*TO BE DONE*. Can you write out all the lines word for word, with no pictures?

Stored items from a collection:
________________________
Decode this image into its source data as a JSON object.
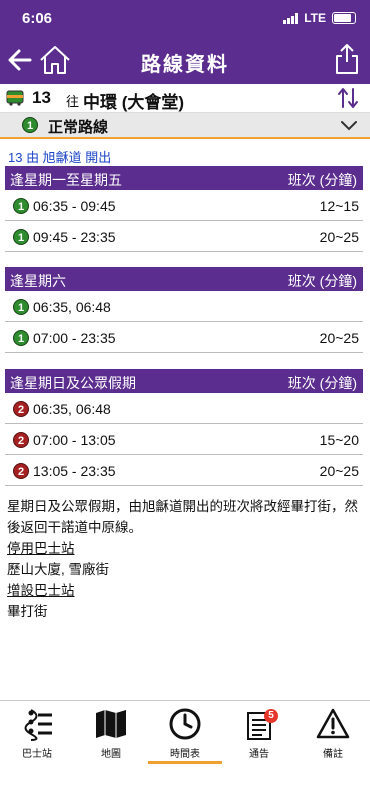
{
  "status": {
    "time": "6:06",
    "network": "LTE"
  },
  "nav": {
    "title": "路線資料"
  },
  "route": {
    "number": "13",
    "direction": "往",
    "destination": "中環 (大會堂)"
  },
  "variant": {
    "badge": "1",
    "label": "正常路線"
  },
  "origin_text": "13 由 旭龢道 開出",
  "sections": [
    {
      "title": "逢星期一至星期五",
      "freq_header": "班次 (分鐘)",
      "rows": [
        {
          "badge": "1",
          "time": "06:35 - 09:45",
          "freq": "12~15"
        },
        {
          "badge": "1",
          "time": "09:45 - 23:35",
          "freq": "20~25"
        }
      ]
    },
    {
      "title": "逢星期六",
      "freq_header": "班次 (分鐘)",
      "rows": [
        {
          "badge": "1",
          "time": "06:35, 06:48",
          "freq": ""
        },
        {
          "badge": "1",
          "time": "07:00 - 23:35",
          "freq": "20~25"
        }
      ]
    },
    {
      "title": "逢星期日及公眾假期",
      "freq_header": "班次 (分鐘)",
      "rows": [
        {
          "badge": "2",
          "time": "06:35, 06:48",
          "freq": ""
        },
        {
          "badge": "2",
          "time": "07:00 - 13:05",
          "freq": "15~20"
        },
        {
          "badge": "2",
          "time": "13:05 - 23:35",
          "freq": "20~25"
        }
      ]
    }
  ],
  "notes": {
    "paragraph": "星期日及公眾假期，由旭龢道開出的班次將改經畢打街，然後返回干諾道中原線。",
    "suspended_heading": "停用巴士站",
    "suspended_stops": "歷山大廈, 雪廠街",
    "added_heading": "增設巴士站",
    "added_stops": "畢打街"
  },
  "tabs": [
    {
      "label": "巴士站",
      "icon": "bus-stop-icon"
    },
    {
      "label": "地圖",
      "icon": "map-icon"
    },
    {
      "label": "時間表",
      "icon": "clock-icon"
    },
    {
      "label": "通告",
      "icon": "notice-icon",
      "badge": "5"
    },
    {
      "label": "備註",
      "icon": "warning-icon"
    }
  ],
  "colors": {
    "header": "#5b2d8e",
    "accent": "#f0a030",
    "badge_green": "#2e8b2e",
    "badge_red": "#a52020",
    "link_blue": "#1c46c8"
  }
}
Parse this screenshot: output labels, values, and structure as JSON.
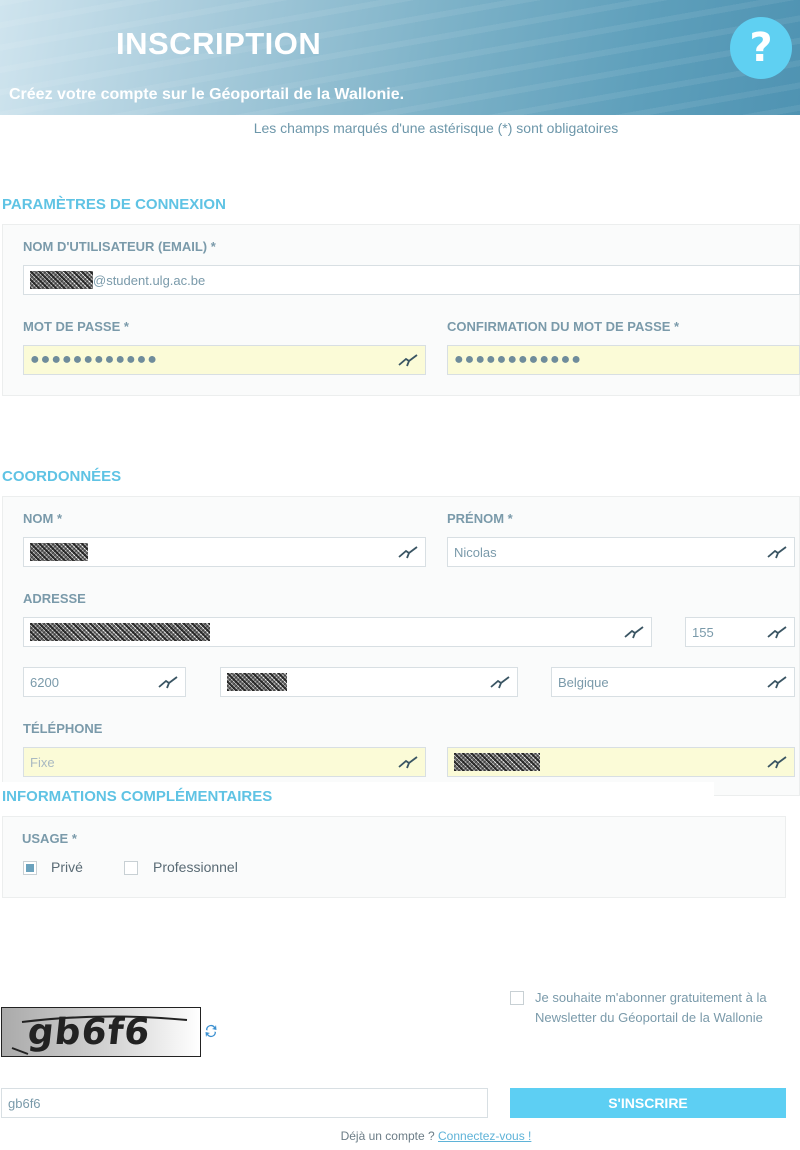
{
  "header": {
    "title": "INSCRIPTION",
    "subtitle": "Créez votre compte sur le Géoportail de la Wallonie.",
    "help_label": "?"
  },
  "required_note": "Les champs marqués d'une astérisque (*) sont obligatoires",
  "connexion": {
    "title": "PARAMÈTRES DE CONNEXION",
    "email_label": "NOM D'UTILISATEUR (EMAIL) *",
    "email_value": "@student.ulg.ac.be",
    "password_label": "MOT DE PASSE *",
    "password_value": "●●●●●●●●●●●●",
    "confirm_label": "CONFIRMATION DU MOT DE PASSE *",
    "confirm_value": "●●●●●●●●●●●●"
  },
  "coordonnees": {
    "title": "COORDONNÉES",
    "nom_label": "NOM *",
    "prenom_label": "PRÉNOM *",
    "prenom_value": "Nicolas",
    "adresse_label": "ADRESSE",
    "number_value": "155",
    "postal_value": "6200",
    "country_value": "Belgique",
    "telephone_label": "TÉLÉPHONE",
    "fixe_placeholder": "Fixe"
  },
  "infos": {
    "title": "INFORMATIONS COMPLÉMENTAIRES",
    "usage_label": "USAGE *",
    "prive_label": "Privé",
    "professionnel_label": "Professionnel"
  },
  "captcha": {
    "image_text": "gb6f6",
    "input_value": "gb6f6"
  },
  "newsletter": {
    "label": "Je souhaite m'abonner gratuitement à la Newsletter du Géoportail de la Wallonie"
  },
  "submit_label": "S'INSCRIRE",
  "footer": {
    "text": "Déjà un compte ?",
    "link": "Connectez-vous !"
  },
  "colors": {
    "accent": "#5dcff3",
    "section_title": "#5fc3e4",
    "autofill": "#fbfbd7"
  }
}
________________________
*THE COMPLETED TASK*.
Decode this image into its source data as a JSON object.
{
  "status": {
    "time": "6:06",
    "network": "LTE"
  },
  "nav": {
    "title": "路線資料"
  },
  "route": {
    "number": "13",
    "direction": "往",
    "destination": "中環 (大會堂)"
  },
  "variant": {
    "badge": "1",
    "label": "正常路線"
  },
  "origin_text": "13 由 旭龢道 開出",
  "sections": [
    {
      "title": "逢星期一至星期五",
      "freq_header": "班次 (分鐘)",
      "rows": [
        {
          "badge": "1",
          "time": "06:35 - 09:45",
          "freq": "12~15"
        },
        {
          "badge": "1",
          "time": "09:45 - 23:35",
          "freq": "20~25"
        }
      ]
    },
    {
      "title": "逢星期六",
      "freq_header": "班次 (分鐘)",
      "rows": [
        {
          "badge": "1",
          "time": "06:35, 06:48",
          "freq": ""
        },
        {
          "badge": "1",
          "time": "07:00 - 23:35",
          "freq": "20~25"
        }
      ]
    },
    {
      "title": "逢星期日及公眾假期",
      "freq_header": "班次 (分鐘)",
      "rows": [
        {
          "badge": "2",
          "time": "06:35, 06:48",
          "freq": ""
        },
        {
          "badge": "2",
          "time": "07:00 - 13:05",
          "freq": "15~20"
        },
        {
          "badge": "2",
          "time": "13:05 - 23:35",
          "freq": "20~25"
        }
      ]
    }
  ],
  "notes": {
    "paragraph": "星期日及公眾假期，由旭龢道開出的班次將改經畢打街，然後返回干諾道中原線。",
    "suspended_heading": "停用巴士站",
    "suspended_stops": "歷山大廈, 雪廠街",
    "added_heading": "增設巴士站",
    "added_stops": "畢打街"
  },
  "tabs": [
    {
      "label": "巴士站",
      "icon": "bus-stop-icon"
    },
    {
      "label": "地圖",
      "icon": "map-icon"
    },
    {
      "label": "時間表",
      "icon": "clock-icon"
    },
    {
      "label": "通告",
      "icon": "notice-icon",
      "badge": "5"
    },
    {
      "label": "備註",
      "icon": "warning-icon"
    }
  ],
  "colors": {
    "header": "#5b2d8e",
    "accent": "#f0a030",
    "badge_green": "#2e8b2e",
    "badge_red": "#a52020",
    "link_blue": "#1c46c8"
  }
}
Parse this screenshot: output labels, values, and structure as JSON.
{
  "header": {
    "title": "INSCRIPTION",
    "subtitle": "Créez votre compte sur le Géoportail de la Wallonie.",
    "help_label": "?"
  },
  "required_note": "Les champs marqués d'une astérisque (*) sont obligatoires",
  "connexion": {
    "title": "PARAMÈTRES DE CONNEXION",
    "email_label": "NOM D'UTILISATEUR (EMAIL) *",
    "email_value": "@student.ulg.ac.be",
    "password_label": "MOT DE PASSE *",
    "password_value": "●●●●●●●●●●●●",
    "confirm_label": "CONFIRMATION DU MOT DE PASSE *",
    "confirm_value": "●●●●●●●●●●●●"
  },
  "coordonnees": {
    "title": "COORDONNÉES",
    "nom_label": "NOM *",
    "prenom_label": "PRÉNOM *",
    "prenom_value": "Nicolas",
    "adresse_label": "ADRESSE",
    "number_value": "155",
    "postal_value": "6200",
    "country_value": "Belgique",
    "telephone_label": "TÉLÉPHONE",
    "fixe_placeholder": "Fixe"
  },
  "infos": {
    "title": "INFORMATIONS COMPLÉMENTAIRES",
    "usage_label": "USAGE *",
    "prive_label": "Privé",
    "professionnel_label": "Professionnel"
  },
  "captcha": {
    "image_text": "gb6f6",
    "input_value": "gb6f6"
  },
  "newsletter": {
    "label": "Je souhaite m'abonner gratuitement à la Newsletter du Géoportail de la Wallonie"
  },
  "submit_label": "S'INSCRIRE",
  "footer": {
    "text": "Déjà un compte ?",
    "link": "Connectez-vous !"
  },
  "colors": {
    "accent": "#5dcff3",
    "section_title": "#5fc3e4",
    "autofill": "#fbfbd7"
  }
}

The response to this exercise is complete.